**WRITTEN EXERCISE**
Rewrite the lines below as a JSON list of strings, one string per line, leaving out any blank lines.

**ITEMS**
- - - - -
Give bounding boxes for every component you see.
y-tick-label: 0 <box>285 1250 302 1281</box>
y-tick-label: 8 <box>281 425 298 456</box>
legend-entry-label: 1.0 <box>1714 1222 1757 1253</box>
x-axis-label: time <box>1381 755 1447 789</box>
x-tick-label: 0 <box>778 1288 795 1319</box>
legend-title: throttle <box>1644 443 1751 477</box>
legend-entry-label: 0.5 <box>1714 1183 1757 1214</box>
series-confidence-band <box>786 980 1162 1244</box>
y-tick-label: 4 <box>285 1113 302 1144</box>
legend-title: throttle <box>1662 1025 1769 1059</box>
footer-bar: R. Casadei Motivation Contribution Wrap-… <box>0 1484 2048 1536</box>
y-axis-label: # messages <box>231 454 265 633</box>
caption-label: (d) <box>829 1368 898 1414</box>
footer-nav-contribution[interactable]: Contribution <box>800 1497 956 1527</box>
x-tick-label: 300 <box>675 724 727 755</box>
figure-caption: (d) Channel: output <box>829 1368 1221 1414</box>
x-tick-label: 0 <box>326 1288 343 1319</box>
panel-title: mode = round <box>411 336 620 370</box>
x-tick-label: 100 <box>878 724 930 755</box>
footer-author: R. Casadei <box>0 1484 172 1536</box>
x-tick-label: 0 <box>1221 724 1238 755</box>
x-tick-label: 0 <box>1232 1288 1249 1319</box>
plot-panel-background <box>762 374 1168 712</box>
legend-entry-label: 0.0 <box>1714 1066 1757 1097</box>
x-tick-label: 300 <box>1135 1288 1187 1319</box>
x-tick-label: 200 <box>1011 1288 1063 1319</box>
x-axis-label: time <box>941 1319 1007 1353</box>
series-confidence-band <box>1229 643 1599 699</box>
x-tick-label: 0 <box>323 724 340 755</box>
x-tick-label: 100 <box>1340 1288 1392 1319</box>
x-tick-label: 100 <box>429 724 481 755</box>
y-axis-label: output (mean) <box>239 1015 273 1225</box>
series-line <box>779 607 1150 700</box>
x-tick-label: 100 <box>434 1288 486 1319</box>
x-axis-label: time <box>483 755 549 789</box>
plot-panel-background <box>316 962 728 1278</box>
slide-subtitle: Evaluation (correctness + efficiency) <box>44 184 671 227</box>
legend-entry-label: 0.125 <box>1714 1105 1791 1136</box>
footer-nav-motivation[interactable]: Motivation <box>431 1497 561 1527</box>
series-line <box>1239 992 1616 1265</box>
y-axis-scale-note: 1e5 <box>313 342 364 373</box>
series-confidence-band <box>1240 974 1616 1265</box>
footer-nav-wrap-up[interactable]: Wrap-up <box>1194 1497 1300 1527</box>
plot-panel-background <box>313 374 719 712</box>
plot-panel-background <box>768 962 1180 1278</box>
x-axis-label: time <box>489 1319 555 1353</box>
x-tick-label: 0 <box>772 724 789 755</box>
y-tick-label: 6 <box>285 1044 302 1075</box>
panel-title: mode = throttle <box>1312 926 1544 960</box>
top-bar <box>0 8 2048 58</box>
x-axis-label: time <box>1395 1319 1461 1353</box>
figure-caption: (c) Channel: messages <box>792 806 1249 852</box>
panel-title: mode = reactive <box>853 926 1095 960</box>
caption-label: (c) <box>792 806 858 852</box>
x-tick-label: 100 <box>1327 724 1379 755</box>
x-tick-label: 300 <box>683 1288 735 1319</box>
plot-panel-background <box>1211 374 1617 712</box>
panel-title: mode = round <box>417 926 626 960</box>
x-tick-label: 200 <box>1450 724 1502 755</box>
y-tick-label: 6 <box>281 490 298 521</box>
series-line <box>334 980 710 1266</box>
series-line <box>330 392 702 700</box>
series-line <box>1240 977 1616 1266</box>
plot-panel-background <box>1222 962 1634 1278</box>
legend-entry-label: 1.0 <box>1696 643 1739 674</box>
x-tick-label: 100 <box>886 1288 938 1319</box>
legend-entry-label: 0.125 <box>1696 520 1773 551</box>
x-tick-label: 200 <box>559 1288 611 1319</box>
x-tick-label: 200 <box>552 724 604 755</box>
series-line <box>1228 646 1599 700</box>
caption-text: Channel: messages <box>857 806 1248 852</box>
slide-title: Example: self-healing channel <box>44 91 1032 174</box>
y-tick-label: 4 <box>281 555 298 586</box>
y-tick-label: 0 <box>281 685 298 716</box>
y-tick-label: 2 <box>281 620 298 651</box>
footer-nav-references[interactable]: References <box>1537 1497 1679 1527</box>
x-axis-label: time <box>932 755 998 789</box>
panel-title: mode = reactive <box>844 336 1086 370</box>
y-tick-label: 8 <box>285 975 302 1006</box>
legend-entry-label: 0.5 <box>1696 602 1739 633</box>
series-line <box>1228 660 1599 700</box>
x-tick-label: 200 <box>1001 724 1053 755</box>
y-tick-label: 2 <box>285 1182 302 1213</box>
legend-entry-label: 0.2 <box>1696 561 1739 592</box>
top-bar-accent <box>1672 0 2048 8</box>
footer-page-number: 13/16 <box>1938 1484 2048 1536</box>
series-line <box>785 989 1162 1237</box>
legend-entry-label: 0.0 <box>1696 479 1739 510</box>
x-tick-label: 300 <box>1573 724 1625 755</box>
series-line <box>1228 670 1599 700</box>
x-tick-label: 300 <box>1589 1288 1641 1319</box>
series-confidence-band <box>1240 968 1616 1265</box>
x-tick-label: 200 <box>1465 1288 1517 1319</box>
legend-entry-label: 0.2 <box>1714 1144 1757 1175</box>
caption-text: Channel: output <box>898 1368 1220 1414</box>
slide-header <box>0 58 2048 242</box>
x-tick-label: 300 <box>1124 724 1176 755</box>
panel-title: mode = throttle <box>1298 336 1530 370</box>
- - - - -
**PROBLEM SOLUTION**
[
  "Give bounding boxes for every component you see.",
  "y-tick-label: 0 <box>285 1250 302 1281</box>",
  "y-tick-label: 8 <box>281 425 298 456</box>",
  "legend-entry-label: 1.0 <box>1714 1222 1757 1253</box>",
  "x-axis-label: time <box>1381 755 1447 789</box>",
  "x-tick-label: 0 <box>778 1288 795 1319</box>",
  "legend-title: throttle <box>1644 443 1751 477</box>",
  "legend-entry-label: 0.5 <box>1714 1183 1757 1214</box>",
  "series-confidence-band <box>786 980 1162 1244</box>",
  "y-tick-label: 4 <box>285 1113 302 1144</box>",
  "legend-title: throttle <box>1662 1025 1769 1059</box>",
  "footer-bar: R. Casadei Motivation Contribution Wrap-… <box>0 1484 2048 1536</box>",
  "y-axis-label: # messages <box>231 454 265 633</box>",
  "caption-label: (d) <box>829 1368 898 1414</box>",
  "footer-nav-contribution[interactable]: Contribution <box>800 1497 956 1527</box>",
  "x-tick-label: 300 <box>675 724 727 755</box>",
  "figure-caption: (d) Channel: output <box>829 1368 1221 1414</box>",
  "x-tick-label: 0 <box>326 1288 343 1319</box>",
  "panel-title: mode = round <box>411 336 620 370</box>",
  "x-tick-label: 100 <box>878 724 930 755</box>",
  "footer-author: R. Casadei <box>0 1484 172 1536</box>",
  "x-tick-label: 0 <box>1221 724 1238 755</box>",
  "x-tick-label: 0 <box>1232 1288 1249 1319</box>",
  "plot-panel-background <box>762 374 1168 712</box>",
  "legend-entry-label: 0.0 <box>1714 1066 1757 1097</box>",
  "x-tick-label: 300 <box>1135 1288 1187 1319</box>",
  "x-tick-label: 200 <box>1011 1288 1063 1319</box>",
  "x-axis-label: time <box>941 1319 1007 1353</box>",
  "series-confidence-band <box>1229 643 1599 699</box>",
  "x-tick-label: 0 <box>323 724 340 755</box>",
  "x-tick-label: 100 <box>1340 1288 1392 1319</box>",
  "x-tick-label: 100 <box>429 724 481 755</box>",
  "y-axis-label: output (mean) <box>239 1015 273 1225</box>",
  "series-line <box>779 607 1150 700</box>",
  "x-tick-label: 100 <box>434 1288 486 1319</box>",
  "x-axis-label: time <box>483 755 549 789</box>",
  "plot-panel-background <box>316 962 728 1278</box>",
  "slide-subtitle: Evaluation (correctness + efficiency) <box>44 184 671 227</box>",
  "legend-entry-label: 0.125 <box>1714 1105 1791 1136</box>",
  "footer-nav-motivation[interactable]: Motivation <box>431 1497 561 1527</box>",
  "series-line <box>1239 992 1616 1265</box>",
  "y-axis-scale-note: 1e5 <box>313 342 364 373</box>",
  "series-confidence-band <box>1240 974 1616 1265</box>",
  "footer-nav-wrap-up[interactable]: Wrap-up <box>1194 1497 1300 1527</box>",
  "plot-panel-background <box>313 374 719 712</box>",
  "plot-panel-background <box>768 962 1180 1278</box>",
  "x-axis-label: time <box>489 1319 555 1353</box>",
  "x-tick-label: 0 <box>772 724 789 755</box>",
  "y-tick-label: 6 <box>285 1044 302 1075</box>",
  "panel-title: mode = throttle <box>1312 926 1544 960</box>",
  "top-bar <box>0 8 2048 58</box>",
  "x-axis-label: time <box>1395 1319 1461 1353</box>",
  "figure-caption: (c) Channel: messages <box>792 806 1249 852</box>",
  "panel-title: mode = reactive <box>853 926 1095 960</box>",
  "caption-label: (c) <box>792 806 858 852</box>",
  "x-tick-label: 100 <box>1327 724 1379 755</box>",
  "x-tick-label: 300 <box>683 1288 735 1319</box>",
  "plot-panel-background <box>1211 374 1617 712</box>",
  "panel-title: mode = round <box>417 926 626 960</box>",
  "x-tick-label: 200 <box>1450 724 1502 755</box>",
  "y-tick-label: 6 <box>281 490 298 521</box>",
  "series-line <box>334 980 710 1266</box>",
  "series-line <box>330 392 702 700</box>",
  "series-line <box>1240 977 1616 1266</box>",
  "plot-panel-background <box>1222 962 1634 1278</box>",
  "legend-entry-label: 1.0 <box>1696 643 1739 674</box>",
  "x-tick-label: 100 <box>886 1288 938 1319</box>",
  "legend-entry-label: 0.125 <box>1696 520 1773 551</box>",
  "x-tick-label: 200 <box>559 1288 611 1319</box>",
  "x-tick-label: 200 <box>552 724 604 755</box>",
  "series-line <box>1228 646 1599 700</box>",
  "caption-text: Channel: messages <box>857 806 1248 852</box>",
  "slide-title: Example: self-healing channel <box>44 91 1032 174</box>",
  "y-tick-label: 4 <box>281 555 298 586</box>",
  "y-tick-label: 0 <box>281 685 298 716</box>",
  "y-tick-label: 2 <box>281 620 298 651</box>",
  "footer-nav-references[interactable]: References <box>1537 1497 1679 1527</box>",
  "x-axis-label: time <box>932 755 998 789</box>",
  "panel-title: mode = reactive <box>844 336 1086 370</box>",
  "y-tick-label: 8 <box>285 975 302 1006</box>",
  "legend-entry-label: 0.5 <box>1696 602 1739 633</box>",
  "series-line <box>1228 660 1599 700</box>",
  "x-tick-label: 200 <box>1001 724 1053 755</box>",
  "y-tick-label: 2 <box>285 1182 302 1213</box>",
  "legend-entry-label: 0.2 <box>1696 561 1739 592</box>",
  "top-bar-accent <box>1672 0 2048 8</box>",
  "footer-page-number: 13/16 <box>1938 1484 2048 1536</box>",
  "series-line <box>785 989 1162 1237</box>",
  "legend-entry-label: 0.0 <box>1696 479 1739 510</box>",
  "x-tick-label: 300 <box>1573 724 1625 755</box>",
  "series-line <box>1228 670 1599 700</box>",
  "x-tick-label: 300 <box>1589 1288 1641 1319</box>",
  "series-confidence-band <box>1240 968 1616 1265</box>",
  "x-tick-label: 200 <box>1465 1288 1517 1319</box>",
  "legend-entry-label: 0.2 <box>1714 1144 1757 1175</box>",
  "caption-text: Channel: output <box>898 1368 1220 1414</box>",
  "slide-header <box>0 58 2048 242</box>",
  "x-tick-label: 300 <box>1124 724 1176 755</box>",
  "panel-title: mode = throttle <box>1298 336 1530 370</box>"
]